Passage provided:
_ _ _ _ _
All of lore.kernel.org
 help / color / mirror / Atom feed
From: Oscar Salvador <osalvador@suse.de>
To: Dan Williams <dan.j.williams@intel.com>
Cc: akpm@linux-foundation.org, Michal Hocko <mhocko@suse.com>,
	Vlastimil Babka <vbabka@suse.cz>,
	Logan Gunthorpe <logang@deltatee.com>,
	Pavel Tatashin <pasha.tatashin@soleen.com>,
	linux-mm@kvack.org, linux-nvdimm@lists.01.org,
	linux-kernel@vger.kernel.org
Subject: Re: [PATCH v9 08/12] mm/sparsemem: Support sub-section hotplug
Date: Fri, 7 Jun 2019 10:33:58 +0200	[thread overview]
Message-ID: <20190607083351.GA5342@linux> (raw)
In-Reply-To: <155977192280.2443951.13941265207662462739.stgit@dwillia2-desk3.amr.corp.intel.com>

On Wed, Jun 05, 2019 at 02:58:42PM -0700, Dan Williams wrote:
> The libnvdimm sub-system has suffered a series of hacks and broken
> workarounds for the memory-hotplug implementation's awkward
> section-aligned (128MB) granularity. For example the following backtrace
> is emitted when attempting arch_add_memory() with physical address
> ranges that intersect 'System RAM' (RAM) with 'Persistent Memory' (PMEM)
_ _ _ _ _
Entries supplied:
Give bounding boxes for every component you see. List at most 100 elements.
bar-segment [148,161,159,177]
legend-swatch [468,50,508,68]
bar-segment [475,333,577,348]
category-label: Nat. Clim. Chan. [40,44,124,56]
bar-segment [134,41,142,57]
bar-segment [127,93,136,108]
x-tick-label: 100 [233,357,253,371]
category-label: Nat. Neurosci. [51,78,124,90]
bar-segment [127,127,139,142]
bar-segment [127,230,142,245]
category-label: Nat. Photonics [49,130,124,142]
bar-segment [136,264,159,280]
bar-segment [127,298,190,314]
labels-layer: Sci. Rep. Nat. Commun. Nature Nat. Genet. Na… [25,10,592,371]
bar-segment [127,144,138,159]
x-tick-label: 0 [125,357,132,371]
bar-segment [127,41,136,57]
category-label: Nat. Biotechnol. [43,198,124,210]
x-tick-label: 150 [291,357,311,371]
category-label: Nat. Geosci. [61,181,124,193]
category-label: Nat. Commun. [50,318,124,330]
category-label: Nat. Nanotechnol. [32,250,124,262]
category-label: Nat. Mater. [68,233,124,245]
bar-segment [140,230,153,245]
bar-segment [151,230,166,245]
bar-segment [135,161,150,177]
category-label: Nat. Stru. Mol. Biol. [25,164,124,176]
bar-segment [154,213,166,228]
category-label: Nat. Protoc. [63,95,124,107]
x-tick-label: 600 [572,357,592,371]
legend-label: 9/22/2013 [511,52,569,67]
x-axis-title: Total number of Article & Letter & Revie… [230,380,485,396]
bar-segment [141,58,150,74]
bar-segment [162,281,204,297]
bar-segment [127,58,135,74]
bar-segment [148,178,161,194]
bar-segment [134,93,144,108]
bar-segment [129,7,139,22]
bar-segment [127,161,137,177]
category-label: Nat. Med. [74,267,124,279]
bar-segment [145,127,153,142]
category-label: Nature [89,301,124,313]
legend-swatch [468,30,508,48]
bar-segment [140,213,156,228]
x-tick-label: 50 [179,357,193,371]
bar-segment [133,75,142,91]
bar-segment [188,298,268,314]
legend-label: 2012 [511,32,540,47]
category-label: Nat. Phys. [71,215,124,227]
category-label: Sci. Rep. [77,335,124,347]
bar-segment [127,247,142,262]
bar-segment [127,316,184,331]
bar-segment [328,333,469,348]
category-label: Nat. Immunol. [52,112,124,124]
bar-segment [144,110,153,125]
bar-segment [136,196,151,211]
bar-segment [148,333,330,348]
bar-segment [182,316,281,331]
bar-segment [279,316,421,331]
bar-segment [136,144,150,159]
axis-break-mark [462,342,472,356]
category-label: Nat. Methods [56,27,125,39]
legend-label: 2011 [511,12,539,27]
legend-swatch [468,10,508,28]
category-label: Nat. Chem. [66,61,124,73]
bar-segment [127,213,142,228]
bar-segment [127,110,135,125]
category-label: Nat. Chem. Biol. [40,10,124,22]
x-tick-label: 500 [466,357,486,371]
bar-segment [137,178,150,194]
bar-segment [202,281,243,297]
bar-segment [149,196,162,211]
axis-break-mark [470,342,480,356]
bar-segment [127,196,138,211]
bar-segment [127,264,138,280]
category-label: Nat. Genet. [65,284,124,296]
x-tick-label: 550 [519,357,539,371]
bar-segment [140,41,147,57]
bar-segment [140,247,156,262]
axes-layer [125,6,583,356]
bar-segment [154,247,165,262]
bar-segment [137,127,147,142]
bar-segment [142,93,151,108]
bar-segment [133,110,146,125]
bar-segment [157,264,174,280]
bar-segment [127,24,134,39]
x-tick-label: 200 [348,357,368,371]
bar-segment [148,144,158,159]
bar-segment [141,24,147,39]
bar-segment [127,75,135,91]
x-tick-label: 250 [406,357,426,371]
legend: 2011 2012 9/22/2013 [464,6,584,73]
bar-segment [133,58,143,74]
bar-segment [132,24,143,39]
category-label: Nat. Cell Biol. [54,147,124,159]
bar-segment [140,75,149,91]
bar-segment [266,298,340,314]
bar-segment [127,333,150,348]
_ _ _ _ _
Exercise description:
Return the portion of the mailing-list message from "On Wed, Jun" to "with 'Persistent Memory' (PMEM)", reproduced word for word.

Task solution:
On Wed, Jun 05, 2019 at 02:58:42PM -0700, Dan Williams wrote:
> The libnvdimm sub-system has suffered a series of hacks and broken
> workarounds for the memory-hotplug implementation's awkward
> section-aligned (128MB) granularity. For example the following backtrace
> is emitted when attempting arch_add_memory() with physical address
> ranges that intersect 'System RAM' (RAM) with 'Persistent Memory' (PMEM)